### Task prompt
Extract the lines that hold the string "marker".

### Records for processing
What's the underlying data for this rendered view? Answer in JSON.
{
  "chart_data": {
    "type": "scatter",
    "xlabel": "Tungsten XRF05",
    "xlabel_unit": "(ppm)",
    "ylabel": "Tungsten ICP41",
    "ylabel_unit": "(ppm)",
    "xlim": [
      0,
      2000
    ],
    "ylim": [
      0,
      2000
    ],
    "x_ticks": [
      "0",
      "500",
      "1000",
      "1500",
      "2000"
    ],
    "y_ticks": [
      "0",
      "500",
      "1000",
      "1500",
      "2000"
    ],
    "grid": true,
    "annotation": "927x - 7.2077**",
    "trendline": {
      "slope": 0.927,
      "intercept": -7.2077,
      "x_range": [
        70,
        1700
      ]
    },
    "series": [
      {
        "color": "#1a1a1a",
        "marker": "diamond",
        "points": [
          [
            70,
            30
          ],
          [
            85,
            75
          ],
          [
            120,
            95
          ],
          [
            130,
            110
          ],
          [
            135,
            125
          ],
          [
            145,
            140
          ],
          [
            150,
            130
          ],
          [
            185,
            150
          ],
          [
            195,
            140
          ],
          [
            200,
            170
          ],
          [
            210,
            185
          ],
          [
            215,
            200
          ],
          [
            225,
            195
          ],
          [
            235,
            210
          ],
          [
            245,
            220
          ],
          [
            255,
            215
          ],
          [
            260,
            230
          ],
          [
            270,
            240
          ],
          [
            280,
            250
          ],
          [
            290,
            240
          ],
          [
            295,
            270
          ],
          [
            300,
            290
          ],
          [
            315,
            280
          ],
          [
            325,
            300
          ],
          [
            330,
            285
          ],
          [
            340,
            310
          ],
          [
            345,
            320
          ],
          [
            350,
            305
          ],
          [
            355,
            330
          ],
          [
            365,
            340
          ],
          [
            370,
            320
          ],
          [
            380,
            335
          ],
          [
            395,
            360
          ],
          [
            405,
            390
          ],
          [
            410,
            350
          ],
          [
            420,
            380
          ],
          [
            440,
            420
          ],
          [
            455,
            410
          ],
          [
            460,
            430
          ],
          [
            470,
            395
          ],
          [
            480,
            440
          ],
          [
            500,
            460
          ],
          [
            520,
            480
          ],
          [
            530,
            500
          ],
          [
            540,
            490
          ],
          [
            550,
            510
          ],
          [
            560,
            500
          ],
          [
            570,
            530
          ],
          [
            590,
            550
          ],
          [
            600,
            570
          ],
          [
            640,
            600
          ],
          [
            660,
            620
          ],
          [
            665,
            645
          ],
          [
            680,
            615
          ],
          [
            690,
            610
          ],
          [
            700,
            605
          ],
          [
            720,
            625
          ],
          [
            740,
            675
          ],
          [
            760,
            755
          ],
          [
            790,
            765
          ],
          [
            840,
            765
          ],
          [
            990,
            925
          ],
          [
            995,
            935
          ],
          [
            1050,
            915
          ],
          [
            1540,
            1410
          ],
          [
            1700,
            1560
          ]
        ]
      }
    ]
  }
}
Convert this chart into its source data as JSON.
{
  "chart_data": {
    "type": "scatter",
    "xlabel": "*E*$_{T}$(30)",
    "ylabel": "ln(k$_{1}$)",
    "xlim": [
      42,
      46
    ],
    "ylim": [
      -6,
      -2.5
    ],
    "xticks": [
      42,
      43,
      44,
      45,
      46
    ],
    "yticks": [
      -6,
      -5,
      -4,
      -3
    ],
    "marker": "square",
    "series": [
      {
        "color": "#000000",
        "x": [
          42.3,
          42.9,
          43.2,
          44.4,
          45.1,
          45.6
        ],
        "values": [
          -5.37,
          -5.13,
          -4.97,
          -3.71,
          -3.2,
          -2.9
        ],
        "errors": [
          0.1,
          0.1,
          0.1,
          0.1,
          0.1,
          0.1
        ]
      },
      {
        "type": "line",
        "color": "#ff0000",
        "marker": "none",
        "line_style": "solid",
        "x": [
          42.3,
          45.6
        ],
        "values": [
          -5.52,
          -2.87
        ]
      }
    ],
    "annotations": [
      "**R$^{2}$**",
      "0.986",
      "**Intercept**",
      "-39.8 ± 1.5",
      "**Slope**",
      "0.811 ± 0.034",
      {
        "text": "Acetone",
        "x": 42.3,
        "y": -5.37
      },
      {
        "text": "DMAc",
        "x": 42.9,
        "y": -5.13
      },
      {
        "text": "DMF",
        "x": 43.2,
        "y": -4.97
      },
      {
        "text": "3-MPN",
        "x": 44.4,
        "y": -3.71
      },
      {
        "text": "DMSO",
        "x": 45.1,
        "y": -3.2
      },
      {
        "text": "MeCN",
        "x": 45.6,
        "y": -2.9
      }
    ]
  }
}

### Full response
        "marker": "diamond",
    "marker": "square",
        "marker": "none",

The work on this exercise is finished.